=== Passage to read ===
I’ve been involved in a few discussion with people at Microsoft and it seems there has been a swing in sentiment with regards to whether customers should use Microsoft Peering over Express route at all. The long and short of Microsoft Peering is that it enables several Azure services to be available over Express route rather than the general internet. This includes Exchange Online, SharePoint Online, Skype for Business, and Dynamics 36. It excludes services such as Azure websites and Azure storage as these are available over ‘Public Peering’ instead.
When we first deployed Office365 (probably a good 4 years ago now I think?) we saw a perceivable increase in performance when running over Express Route rather than the internet – Our PA’s were running Outlook in the non-cached mode due to the number of mailboxes and calendars they were looking after. Express route made a big difference here.
It’s hard to say at this point why the recommendation would have changed from a reliable path (Express route) to big bad internet routing. To be fair, Microsoft would probably peer with most major ISPs in some way or another so maybe that’s where they are coming from (that it’ll effectively be the same number of hops there anyway?). It’s still a contended, and non QOS supporting path.
===
--- What is expected ---
Render this sentence from the passage on Microsoft Peering into Spanish: "The long and short of Microsoft Peering is that it enables several Azure services to be available over Express route rather than the general internet."
=== Extracted material ===
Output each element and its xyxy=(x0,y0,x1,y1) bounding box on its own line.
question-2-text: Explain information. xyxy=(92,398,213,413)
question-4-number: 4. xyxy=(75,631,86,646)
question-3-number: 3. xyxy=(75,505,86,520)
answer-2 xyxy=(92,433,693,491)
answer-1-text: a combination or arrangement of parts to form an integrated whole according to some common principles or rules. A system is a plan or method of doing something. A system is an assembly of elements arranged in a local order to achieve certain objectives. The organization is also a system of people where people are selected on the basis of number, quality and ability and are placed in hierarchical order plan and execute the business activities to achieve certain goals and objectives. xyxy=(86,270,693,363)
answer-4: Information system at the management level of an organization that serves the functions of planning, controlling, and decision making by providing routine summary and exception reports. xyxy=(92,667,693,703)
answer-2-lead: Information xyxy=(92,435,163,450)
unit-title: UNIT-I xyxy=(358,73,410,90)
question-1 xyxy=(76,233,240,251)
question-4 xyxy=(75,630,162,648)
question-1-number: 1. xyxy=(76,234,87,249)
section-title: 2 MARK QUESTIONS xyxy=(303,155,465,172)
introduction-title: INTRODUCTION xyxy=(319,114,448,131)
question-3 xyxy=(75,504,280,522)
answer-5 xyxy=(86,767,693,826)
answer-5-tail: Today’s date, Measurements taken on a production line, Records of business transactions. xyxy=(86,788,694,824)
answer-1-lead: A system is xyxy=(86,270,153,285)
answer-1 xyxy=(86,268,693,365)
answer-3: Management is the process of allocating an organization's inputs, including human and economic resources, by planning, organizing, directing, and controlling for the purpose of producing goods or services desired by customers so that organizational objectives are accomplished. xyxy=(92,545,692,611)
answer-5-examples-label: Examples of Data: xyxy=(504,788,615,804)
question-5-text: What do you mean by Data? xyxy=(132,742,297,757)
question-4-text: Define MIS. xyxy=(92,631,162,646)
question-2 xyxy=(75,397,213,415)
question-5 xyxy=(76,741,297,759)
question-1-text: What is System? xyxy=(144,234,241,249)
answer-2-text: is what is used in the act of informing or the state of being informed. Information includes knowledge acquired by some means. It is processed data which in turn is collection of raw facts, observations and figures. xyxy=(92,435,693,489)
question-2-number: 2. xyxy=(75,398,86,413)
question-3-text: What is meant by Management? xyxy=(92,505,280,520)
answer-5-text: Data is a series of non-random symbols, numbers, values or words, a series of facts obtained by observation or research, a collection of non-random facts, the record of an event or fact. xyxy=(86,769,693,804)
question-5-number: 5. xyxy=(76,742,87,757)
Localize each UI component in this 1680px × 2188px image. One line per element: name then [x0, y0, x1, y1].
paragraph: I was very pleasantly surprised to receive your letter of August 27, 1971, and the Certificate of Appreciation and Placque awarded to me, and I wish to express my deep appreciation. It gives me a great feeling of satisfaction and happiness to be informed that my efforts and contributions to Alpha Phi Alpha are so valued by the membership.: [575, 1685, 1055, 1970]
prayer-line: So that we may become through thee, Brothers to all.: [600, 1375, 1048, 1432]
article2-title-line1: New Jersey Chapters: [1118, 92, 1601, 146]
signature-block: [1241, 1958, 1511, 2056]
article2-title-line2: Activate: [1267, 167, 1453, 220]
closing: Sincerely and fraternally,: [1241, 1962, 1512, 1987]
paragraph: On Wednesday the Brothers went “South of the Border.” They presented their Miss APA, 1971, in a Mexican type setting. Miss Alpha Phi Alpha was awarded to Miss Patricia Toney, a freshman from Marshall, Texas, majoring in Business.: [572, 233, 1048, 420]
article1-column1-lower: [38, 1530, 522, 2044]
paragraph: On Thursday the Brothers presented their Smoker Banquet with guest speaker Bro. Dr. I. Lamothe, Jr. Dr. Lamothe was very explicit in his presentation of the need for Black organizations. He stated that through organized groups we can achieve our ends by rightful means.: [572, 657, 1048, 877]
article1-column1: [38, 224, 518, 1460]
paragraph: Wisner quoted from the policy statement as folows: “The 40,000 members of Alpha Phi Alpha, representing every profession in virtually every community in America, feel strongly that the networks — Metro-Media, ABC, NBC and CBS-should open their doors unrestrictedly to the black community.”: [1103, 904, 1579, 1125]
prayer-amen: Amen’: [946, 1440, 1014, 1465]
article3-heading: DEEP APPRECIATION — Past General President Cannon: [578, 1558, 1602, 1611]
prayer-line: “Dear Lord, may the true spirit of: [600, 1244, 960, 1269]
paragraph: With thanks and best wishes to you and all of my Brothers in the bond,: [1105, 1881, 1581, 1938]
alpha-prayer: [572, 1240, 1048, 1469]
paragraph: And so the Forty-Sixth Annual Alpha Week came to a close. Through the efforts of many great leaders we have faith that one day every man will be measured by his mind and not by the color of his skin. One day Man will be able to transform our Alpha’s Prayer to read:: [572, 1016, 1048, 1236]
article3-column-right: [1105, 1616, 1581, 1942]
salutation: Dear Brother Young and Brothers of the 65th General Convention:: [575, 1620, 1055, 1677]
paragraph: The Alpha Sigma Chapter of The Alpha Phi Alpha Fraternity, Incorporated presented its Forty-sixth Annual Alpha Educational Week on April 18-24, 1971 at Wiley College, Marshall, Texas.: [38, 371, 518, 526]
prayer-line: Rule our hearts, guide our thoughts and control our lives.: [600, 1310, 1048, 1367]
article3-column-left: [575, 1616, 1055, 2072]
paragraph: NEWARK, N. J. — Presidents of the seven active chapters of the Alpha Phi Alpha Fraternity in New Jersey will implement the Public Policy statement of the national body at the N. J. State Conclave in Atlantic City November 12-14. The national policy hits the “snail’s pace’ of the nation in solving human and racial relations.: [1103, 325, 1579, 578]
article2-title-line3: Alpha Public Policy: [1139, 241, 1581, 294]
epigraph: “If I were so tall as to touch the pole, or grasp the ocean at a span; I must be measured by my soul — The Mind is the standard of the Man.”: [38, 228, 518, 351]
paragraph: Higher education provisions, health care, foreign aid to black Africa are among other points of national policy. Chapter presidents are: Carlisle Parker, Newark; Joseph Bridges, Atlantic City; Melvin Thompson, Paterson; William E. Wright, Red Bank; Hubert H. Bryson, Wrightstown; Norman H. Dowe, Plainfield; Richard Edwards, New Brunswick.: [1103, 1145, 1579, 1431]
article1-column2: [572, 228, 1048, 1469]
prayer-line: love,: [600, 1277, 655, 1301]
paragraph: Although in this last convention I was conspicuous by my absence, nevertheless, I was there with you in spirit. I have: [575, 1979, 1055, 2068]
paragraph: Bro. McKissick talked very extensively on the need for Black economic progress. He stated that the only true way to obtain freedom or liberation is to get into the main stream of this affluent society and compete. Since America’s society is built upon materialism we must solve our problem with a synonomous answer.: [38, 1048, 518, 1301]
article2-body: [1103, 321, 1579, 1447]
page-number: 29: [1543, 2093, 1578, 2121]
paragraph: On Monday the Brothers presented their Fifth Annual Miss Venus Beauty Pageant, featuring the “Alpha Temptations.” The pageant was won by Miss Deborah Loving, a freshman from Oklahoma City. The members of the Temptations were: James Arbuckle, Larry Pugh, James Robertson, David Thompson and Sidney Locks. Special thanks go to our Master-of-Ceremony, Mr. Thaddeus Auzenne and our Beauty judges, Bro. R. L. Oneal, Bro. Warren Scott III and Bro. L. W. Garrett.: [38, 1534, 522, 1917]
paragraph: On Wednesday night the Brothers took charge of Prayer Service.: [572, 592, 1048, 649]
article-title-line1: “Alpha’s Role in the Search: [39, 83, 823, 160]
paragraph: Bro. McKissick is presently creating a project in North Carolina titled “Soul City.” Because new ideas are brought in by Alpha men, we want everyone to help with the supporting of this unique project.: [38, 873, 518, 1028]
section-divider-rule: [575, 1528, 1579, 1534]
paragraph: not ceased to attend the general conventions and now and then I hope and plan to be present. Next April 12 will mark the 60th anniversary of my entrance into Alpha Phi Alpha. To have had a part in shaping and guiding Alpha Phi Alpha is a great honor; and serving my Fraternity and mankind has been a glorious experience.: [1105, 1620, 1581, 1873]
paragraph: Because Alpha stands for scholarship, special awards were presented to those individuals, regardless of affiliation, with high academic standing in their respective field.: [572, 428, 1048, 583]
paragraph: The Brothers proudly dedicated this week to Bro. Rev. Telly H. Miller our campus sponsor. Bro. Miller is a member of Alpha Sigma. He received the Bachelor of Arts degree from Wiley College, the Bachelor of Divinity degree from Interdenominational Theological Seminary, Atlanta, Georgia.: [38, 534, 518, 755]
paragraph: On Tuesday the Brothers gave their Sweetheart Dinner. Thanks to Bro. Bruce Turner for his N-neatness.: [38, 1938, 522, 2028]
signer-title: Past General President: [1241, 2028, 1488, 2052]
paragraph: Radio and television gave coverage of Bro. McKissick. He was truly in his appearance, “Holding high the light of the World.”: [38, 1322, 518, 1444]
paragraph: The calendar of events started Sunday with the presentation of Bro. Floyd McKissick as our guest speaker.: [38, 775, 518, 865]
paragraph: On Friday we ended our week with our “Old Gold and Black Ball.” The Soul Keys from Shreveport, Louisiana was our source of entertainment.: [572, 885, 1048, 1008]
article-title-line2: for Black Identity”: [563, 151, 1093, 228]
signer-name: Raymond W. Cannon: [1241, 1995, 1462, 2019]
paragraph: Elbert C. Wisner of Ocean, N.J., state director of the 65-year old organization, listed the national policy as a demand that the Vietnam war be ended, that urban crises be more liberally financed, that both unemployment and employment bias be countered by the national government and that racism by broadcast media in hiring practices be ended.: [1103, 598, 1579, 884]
===
--- Written answer ---
En pocas palabras, lo esencial de Microsoft Peering es que permite que varios servicios de Azure estén disponibles a través de Express route en lugar de la internet general.